* _Data excerpts_:
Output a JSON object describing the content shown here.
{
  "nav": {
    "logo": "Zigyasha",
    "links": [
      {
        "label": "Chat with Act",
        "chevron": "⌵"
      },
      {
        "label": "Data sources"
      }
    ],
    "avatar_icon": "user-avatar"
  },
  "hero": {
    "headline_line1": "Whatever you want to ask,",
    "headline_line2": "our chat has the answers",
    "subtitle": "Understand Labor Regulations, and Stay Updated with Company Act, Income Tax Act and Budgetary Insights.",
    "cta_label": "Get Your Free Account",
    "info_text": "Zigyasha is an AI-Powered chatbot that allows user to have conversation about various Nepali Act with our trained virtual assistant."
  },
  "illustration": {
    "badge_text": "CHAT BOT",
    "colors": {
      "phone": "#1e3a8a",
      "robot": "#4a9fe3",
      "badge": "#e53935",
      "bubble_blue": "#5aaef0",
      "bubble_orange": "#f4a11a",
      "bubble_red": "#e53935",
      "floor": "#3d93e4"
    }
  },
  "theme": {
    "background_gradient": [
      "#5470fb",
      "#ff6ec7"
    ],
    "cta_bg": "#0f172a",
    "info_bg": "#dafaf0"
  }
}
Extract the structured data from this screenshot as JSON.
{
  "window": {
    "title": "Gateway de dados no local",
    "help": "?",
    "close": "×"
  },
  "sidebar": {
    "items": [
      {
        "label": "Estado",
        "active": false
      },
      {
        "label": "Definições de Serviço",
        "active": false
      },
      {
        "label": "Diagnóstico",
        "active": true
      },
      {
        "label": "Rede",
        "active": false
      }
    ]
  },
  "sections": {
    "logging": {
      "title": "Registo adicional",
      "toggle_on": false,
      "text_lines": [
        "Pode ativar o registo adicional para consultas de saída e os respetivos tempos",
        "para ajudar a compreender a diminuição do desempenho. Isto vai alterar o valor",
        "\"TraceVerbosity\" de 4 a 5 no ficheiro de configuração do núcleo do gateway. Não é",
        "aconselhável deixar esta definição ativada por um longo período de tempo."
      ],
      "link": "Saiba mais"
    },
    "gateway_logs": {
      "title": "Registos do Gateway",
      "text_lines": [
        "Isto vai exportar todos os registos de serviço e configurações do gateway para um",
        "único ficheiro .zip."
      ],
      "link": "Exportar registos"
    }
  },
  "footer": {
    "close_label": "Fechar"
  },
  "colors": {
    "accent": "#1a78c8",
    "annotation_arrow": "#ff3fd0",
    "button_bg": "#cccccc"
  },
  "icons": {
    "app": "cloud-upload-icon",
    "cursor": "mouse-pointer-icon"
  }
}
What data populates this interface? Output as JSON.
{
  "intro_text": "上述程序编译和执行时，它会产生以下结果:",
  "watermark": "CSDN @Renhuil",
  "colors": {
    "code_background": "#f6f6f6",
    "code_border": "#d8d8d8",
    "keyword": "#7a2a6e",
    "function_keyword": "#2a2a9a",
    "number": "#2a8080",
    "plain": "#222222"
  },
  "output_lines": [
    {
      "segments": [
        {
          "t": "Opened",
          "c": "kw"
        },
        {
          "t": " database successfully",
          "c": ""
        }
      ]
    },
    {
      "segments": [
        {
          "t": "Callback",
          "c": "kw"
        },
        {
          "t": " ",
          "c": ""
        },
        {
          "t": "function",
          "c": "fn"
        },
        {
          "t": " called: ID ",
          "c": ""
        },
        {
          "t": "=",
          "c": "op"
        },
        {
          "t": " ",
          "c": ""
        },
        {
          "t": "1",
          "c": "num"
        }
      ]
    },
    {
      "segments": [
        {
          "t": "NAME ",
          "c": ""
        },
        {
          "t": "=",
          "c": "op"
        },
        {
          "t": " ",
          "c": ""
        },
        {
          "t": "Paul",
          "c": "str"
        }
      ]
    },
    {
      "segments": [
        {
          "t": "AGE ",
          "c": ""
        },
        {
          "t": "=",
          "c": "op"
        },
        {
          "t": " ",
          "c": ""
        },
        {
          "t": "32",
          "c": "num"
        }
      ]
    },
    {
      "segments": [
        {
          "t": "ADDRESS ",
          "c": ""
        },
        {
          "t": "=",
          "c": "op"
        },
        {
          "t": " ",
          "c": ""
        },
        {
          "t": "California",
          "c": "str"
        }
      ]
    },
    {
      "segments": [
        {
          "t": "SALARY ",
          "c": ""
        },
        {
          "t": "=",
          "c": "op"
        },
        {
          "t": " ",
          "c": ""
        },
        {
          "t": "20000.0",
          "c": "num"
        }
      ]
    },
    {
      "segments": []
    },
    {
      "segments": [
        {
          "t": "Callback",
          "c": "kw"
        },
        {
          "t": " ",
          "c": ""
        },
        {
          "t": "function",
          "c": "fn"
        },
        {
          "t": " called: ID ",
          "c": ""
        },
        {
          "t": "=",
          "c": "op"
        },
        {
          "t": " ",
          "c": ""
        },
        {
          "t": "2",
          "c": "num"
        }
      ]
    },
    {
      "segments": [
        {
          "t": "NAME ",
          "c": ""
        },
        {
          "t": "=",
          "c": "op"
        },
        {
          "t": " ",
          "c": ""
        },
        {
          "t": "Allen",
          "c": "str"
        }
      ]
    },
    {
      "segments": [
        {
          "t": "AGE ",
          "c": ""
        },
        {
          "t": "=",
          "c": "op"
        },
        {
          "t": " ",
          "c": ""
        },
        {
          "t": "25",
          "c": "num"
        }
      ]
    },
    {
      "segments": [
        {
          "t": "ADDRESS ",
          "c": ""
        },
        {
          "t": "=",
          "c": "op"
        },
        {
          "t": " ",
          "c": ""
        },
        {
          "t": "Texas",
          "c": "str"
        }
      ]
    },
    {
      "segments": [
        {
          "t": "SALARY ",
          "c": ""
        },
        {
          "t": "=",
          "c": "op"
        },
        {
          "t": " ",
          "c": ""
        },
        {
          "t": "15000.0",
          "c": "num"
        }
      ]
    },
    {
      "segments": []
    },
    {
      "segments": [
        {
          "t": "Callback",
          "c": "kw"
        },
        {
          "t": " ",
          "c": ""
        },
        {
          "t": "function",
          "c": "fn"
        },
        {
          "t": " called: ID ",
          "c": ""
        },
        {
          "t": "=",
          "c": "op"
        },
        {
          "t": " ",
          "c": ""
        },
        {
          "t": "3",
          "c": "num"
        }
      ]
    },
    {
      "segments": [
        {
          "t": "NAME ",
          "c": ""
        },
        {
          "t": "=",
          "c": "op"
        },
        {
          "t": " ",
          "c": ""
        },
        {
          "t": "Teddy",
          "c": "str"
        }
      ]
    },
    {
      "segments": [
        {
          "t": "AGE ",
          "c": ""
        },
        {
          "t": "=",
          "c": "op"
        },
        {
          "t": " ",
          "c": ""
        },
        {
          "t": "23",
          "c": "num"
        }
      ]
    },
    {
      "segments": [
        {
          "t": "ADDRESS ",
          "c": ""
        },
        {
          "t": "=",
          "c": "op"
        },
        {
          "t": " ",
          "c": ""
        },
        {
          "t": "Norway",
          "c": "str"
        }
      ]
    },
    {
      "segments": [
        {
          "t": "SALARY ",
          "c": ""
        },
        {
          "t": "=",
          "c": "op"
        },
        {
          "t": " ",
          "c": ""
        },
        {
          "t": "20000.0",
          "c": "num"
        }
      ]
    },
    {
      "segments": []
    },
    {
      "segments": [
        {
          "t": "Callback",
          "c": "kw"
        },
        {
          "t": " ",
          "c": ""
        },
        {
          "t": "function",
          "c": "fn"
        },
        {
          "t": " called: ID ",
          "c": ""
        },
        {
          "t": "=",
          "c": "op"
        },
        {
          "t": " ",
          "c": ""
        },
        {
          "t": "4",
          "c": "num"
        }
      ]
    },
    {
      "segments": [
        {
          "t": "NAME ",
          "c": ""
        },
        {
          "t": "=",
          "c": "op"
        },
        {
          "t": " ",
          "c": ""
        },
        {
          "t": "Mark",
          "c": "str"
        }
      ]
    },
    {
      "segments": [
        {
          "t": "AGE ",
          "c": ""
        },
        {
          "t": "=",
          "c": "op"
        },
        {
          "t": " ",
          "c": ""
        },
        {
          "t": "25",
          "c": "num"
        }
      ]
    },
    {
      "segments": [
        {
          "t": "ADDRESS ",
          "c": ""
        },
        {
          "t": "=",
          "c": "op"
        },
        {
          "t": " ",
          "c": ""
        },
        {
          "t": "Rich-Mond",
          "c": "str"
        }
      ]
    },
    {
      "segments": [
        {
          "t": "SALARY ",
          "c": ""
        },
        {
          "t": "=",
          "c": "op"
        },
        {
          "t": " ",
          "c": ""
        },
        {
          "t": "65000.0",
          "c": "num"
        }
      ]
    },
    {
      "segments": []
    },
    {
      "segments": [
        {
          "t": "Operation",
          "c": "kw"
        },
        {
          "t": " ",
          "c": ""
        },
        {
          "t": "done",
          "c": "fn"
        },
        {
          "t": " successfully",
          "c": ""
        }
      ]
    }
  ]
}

* _Written exercise_: Scan the listing above. Gather each line that contains the word "Zigyasha".

* _Correct result_:
    "logo": "Zigyasha",
    "info_text": "Zigyasha is an AI-Powered chatbot that allows user to have conversation about various Nepali Act with our trained virtual assistant."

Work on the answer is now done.